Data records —
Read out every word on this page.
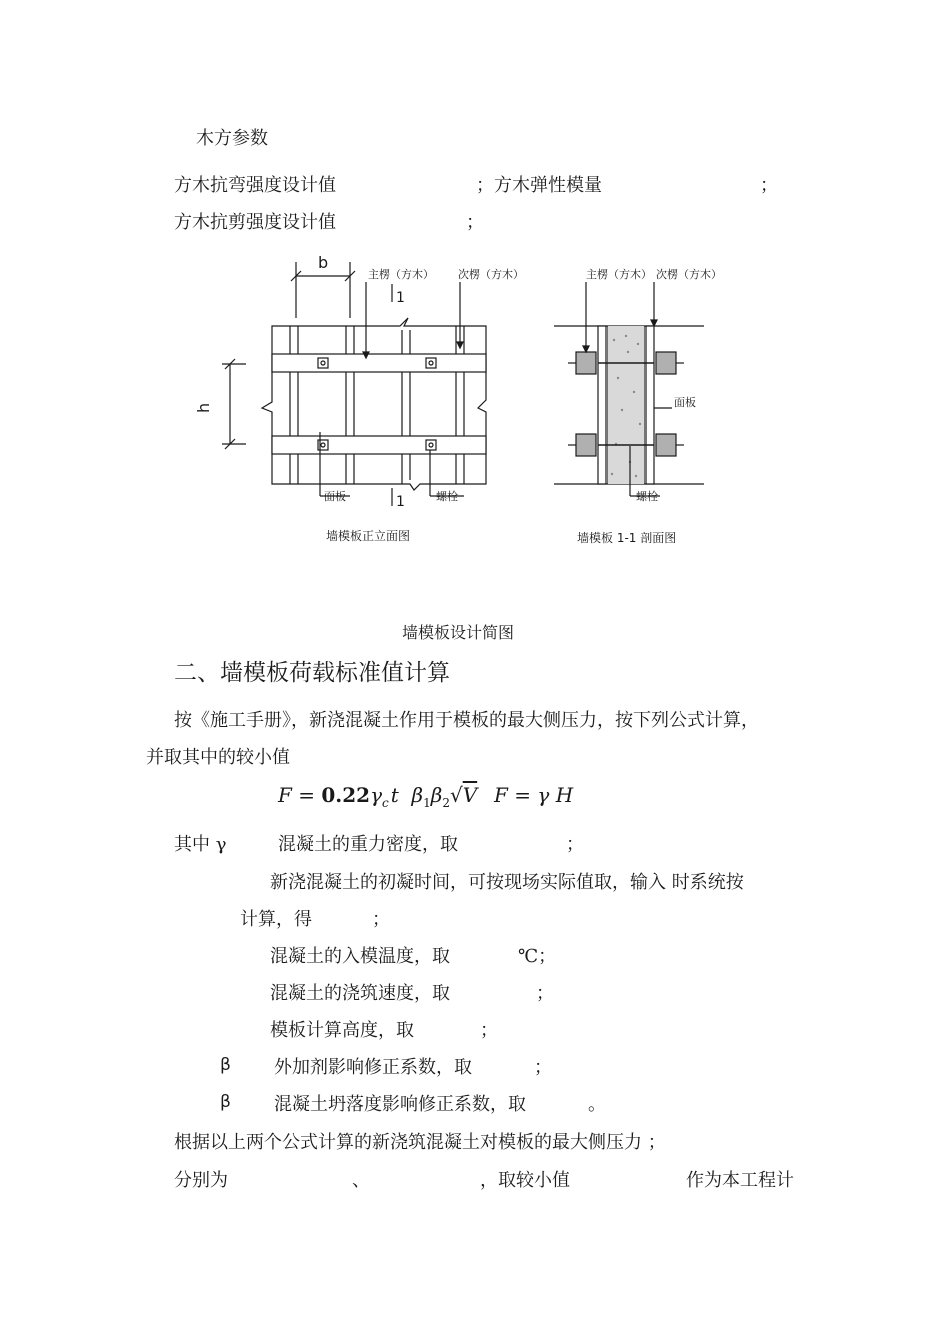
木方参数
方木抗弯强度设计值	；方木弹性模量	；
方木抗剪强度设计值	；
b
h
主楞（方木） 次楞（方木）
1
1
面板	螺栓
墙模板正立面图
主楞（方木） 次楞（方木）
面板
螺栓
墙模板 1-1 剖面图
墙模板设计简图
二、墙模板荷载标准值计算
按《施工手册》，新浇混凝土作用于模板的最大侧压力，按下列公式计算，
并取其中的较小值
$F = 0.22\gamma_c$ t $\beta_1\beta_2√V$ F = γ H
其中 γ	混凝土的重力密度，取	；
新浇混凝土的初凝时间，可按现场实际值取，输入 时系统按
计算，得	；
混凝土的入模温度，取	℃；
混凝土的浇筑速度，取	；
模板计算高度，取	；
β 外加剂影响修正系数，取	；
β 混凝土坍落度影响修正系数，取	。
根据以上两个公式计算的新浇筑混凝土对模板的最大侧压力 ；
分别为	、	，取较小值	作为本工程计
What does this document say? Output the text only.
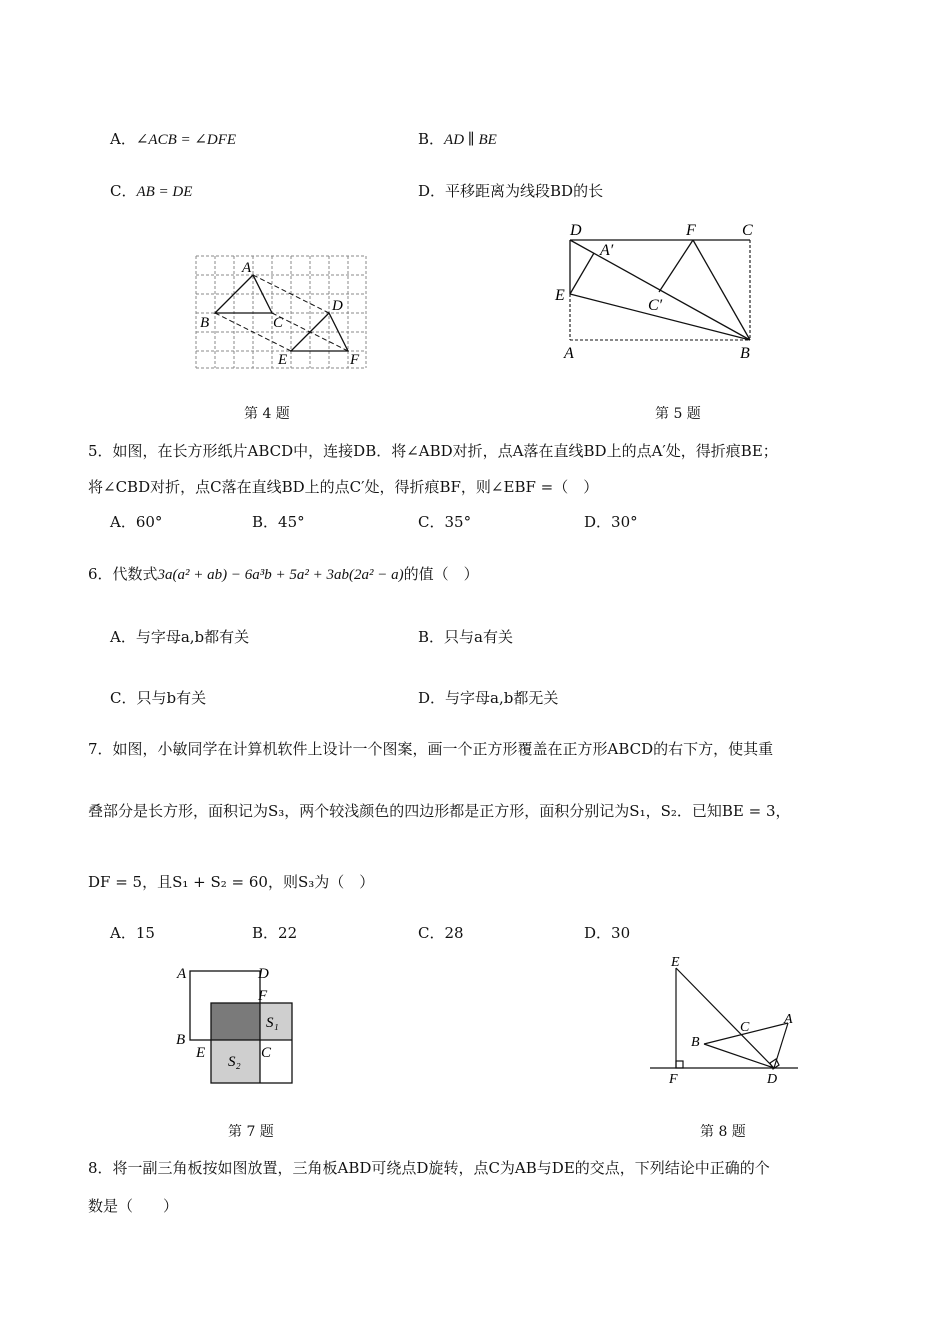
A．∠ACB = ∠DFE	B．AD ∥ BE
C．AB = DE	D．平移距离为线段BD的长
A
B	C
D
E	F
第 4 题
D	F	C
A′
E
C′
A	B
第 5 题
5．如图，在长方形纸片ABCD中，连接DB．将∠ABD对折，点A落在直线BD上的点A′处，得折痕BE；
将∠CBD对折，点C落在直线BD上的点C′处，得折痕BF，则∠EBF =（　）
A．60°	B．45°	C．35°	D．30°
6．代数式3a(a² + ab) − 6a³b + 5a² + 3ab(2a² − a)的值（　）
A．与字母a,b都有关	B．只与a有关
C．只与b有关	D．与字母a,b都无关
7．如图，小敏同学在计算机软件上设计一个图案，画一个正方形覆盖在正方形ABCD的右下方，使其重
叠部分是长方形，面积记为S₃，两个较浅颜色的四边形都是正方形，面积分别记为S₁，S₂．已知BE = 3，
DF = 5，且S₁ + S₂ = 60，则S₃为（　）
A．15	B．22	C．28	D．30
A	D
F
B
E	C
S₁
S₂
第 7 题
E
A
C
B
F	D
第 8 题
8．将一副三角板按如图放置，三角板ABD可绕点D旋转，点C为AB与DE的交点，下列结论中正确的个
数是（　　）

Instructions to follow —
Omit the pictures. Output every record above word for word.

Finished task —
Read out every word on this page.
木方参数
方木抗弯强度设计值	；方木弹性模量	；
方木抗剪强度设计值	；
b
h
主楞（方木） 次楞（方木）
1
1
面板	螺栓
墙模板正立面图
主楞（方木） 次楞（方木）
面板
螺栓
墙模板 1-1 剖面图
墙模板设计简图
二、墙模板荷载标准值计算
按《施工手册》，新浇混凝土作用于模板的最大侧压力，按下列公式计算，
并取其中的较小值
$F = 0.22\gamma_c$ t $\beta_1\beta_2√V$ F = γ H
其中 γ	混凝土的重力密度，取	；
新浇混凝土的初凝时间，可按现场实际值取，输入 时系统按
计算，得	；
混凝土的入模温度，取	℃；
混凝土的浇筑速度，取	；
模板计算高度，取	；
β 外加剂影响修正系数，取	；
β 混凝土坍落度影响修正系数，取	。
根据以上两个公式计算的新浇筑混凝土对模板的最大侧压力 ；
分别为	、	，取较小值	作为本工程计
What does this document say? Output the text only.
A．∠ACB = ∠DFE	B．AD ∥ BE
C．AB = DE	D．平移距离为线段BD的长
A
B	C
D
E	F
第 4 题
D	F	C
A′
E
C′
A	B
第 5 题
5．如图，在长方形纸片ABCD中，连接DB．将∠ABD对折，点A落在直线BD上的点A′处，得折痕BE；
将∠CBD对折，点C落在直线BD上的点C′处，得折痕BF，则∠EBF =（　）
A．60°	B．45°	C．35°	D．30°
6．代数式3a(a² + ab) − 6a³b + 5a² + 3ab(2a² − a)的值（　）
A．与字母a,b都有关	B．只与a有关
C．只与b有关	D．与字母a,b都无关
7．如图，小敏同学在计算机软件上设计一个图案，画一个正方形覆盖在正方形ABCD的右下方，使其重
叠部分是长方形，面积记为S₃，两个较浅颜色的四边形都是正方形，面积分别记为S₁，S₂．已知BE = 3，
DF = 5，且S₁ + S₂ = 60，则S₃为（　）
A．15	B．22	C．28	D．30
A	D
F
B
E	C
S₁
S₂
第 7 题
E
A
C
B
F	D
第 8 题
8．将一副三角板按如图放置，三角板ABD可绕点D旋转，点C为AB与DE的交点，下列结论中正确的个
数是（　　）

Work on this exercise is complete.